> Task statement
Return the material exactly as supplied, apart from the pictures, which are omitted.

> Extracted material
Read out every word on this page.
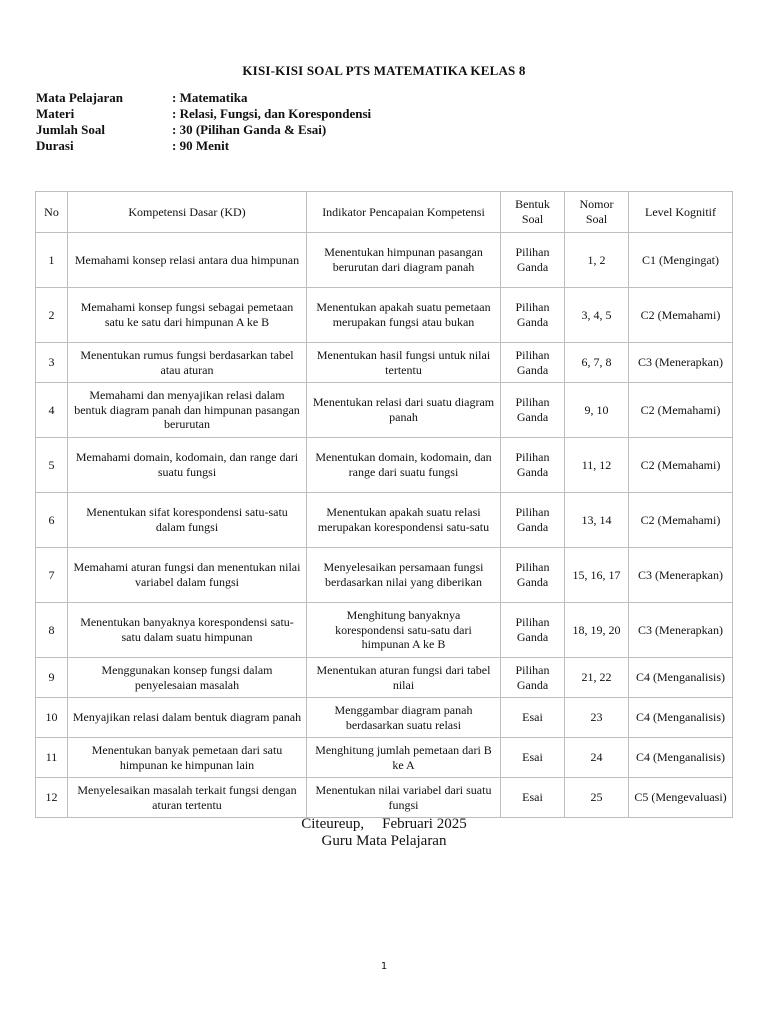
KISI-KISI SOAL PTS MATEMATIKA KELAS 8
Mata Pelajaran	: Matematika
Materi	: Relasi, Fungsi, dan Korespondensi
Jumlah Soal	: 30 (Pilihan Ganda & Esai)
Durasi	: 90 Menit
No	Kompetensi Dasar (KD)	Indikator Pencapaian Kompetensi	Bentuk Soal	Nomor Soal	Level Kognitif
1	Memahami konsep relasi antara dua himpunan	Menentukan himpunan pasangan berurutan dari diagram panah	Pilihan Ganda	1, 2	C1 (Mengingat)
2	Memahami konsep fungsi sebagai pemetaan satu ke satu dari himpunan A ke B	Menentukan apakah suatu pemetaan merupakan fungsi atau bukan	Pilihan Ganda	3, 4, 5	C2 (Memahami)
3	Menentukan rumus fungsi berdasarkan tabel atau aturan	Menentukan hasil fungsi untuk nilai tertentu	Pilihan Ganda	6, 7, 8	C3 (Menerapkan)
4	Memahami dan menyajikan relasi dalam bentuk diagram panah dan himpunan pasangan berurutan	Menentukan relasi dari suatu diagram panah	Pilihan Ganda	9, 10	C2 (Memahami)
5	Memahami domain, kodomain, dan range dari suatu fungsi	Menentukan domain, kodomain, dan range dari suatu fungsi	Pilihan Ganda	11, 12	C2 (Memahami)
6	Menentukan sifat korespondensi satu-satu dalam fungsi	Menentukan apakah suatu relasi merupakan korespondensi satu-satu	Pilihan Ganda	13, 14	C2 (Memahami)
7	Memahami aturan fungsi dan menentukan nilai variabel dalam fungsi	Menyelesaikan persamaan fungsi berdasarkan nilai yang diberikan	Pilihan Ganda	15, 16, 17	C3 (Menerapkan)
8	Menentukan banyaknya korespondensi satu-satu dalam suatu himpunan	Menghitung banyaknya korespondensi satu-satu dari himpunan A ke B	Pilihan Ganda	18, 19, 20	C3 (Menerapkan)
9	Menggunakan konsep fungsi dalam penyelesaian masalah	Menentukan aturan fungsi dari tabel nilai	Pilihan Ganda	21, 22	C4 (Menganalisis)
10	Menyajikan relasi dalam bentuk diagram panah	Menggambar diagram panah berdasarkan suatu relasi	Esai	23	C4 (Menganalisis)
11	Menentukan banyak pemetaan dari satu himpunan ke himpunan lain	Menghitung jumlah pemetaan dari B ke A	Esai	24	C4 (Menganalisis)
12	Menyelesaikan masalah terkait fungsi dengan aturan tertentu	Menentukan nilai variabel dari suatu fungsi	Esai	25	C5 (Mengevaluasi)
Citeureup, Februari 2025
Guru Mata Pelajaran
1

> Written solution
Read out every word on this page.
KISI-KISI SOAL PTS MATEMATIKA KELAS 8
Mata Pelajaran	: Matematika
Materi	: Relasi, Fungsi, dan Korespondensi
Jumlah Soal	: 30 (Pilihan Ganda & Esai)
Durasi	: 90 Menit
No	Kompetensi Dasar (KD)	Indikator Pencapaian Kompetensi	Bentuk Soal	Nomor Soal	Level Kognitif
1	Memahami konsep relasi antara dua himpunan	Menentukan himpunan pasangan berurutan dari diagram panah	Pilihan Ganda	1, 2	C1 (Mengingat)
2	Memahami konsep fungsi sebagai pemetaan satu ke satu dari himpunan A ke B	Menentukan apakah suatu pemetaan merupakan fungsi atau bukan	Pilihan Ganda	3, 4, 5	C2 (Memahami)
3	Menentukan rumus fungsi berdasarkan tabel atau aturan	Menentukan hasil fungsi untuk nilai tertentu	Pilihan Ganda	6, 7, 8	C3 (Menerapkan)
4	Memahami dan menyajikan relasi dalam bentuk diagram panah dan himpunan pasangan berurutan	Menentukan relasi dari suatu diagram panah	Pilihan Ganda	9, 10	C2 (Memahami)
5	Memahami domain, kodomain, dan range dari suatu fungsi	Menentukan domain, kodomain, dan range dari suatu fungsi	Pilihan Ganda	11, 12	C2 (Memahami)
6	Menentukan sifat korespondensi satu-satu dalam fungsi	Menentukan apakah suatu relasi merupakan korespondensi satu-satu	Pilihan Ganda	13, 14	C2 (Memahami)
7	Memahami aturan fungsi dan menentukan nilai variabel dalam fungsi	Menyelesaikan persamaan fungsi berdasarkan nilai yang diberikan	Pilihan Ganda	15, 16, 17	C3 (Menerapkan)
8	Menentukan banyaknya korespondensi satu-satu dalam suatu himpunan	Menghitung banyaknya korespondensi satu-satu dari himpunan A ke B	Pilihan Ganda	18, 19, 20	C3 (Menerapkan)
9	Menggunakan konsep fungsi dalam penyelesaian masalah	Menentukan aturan fungsi dari tabel nilai	Pilihan Ganda	21, 22	C4 (Menganalisis)
10	Menyajikan relasi dalam bentuk diagram panah	Menggambar diagram panah berdasarkan suatu relasi	Esai	23	C4 (Menganalisis)
11	Menentukan banyak pemetaan dari satu himpunan ke himpunan lain	Menghitung jumlah pemetaan dari B ke A	Esai	24	C4 (Menganalisis)
12	Menyelesaikan masalah terkait fungsi dengan aturan tertentu	Menentukan nilai variabel dari suatu fungsi	Esai	25	C5 (Mengevaluasi)
Citeureup, Februari 2025
Guru Mata Pelajaran
1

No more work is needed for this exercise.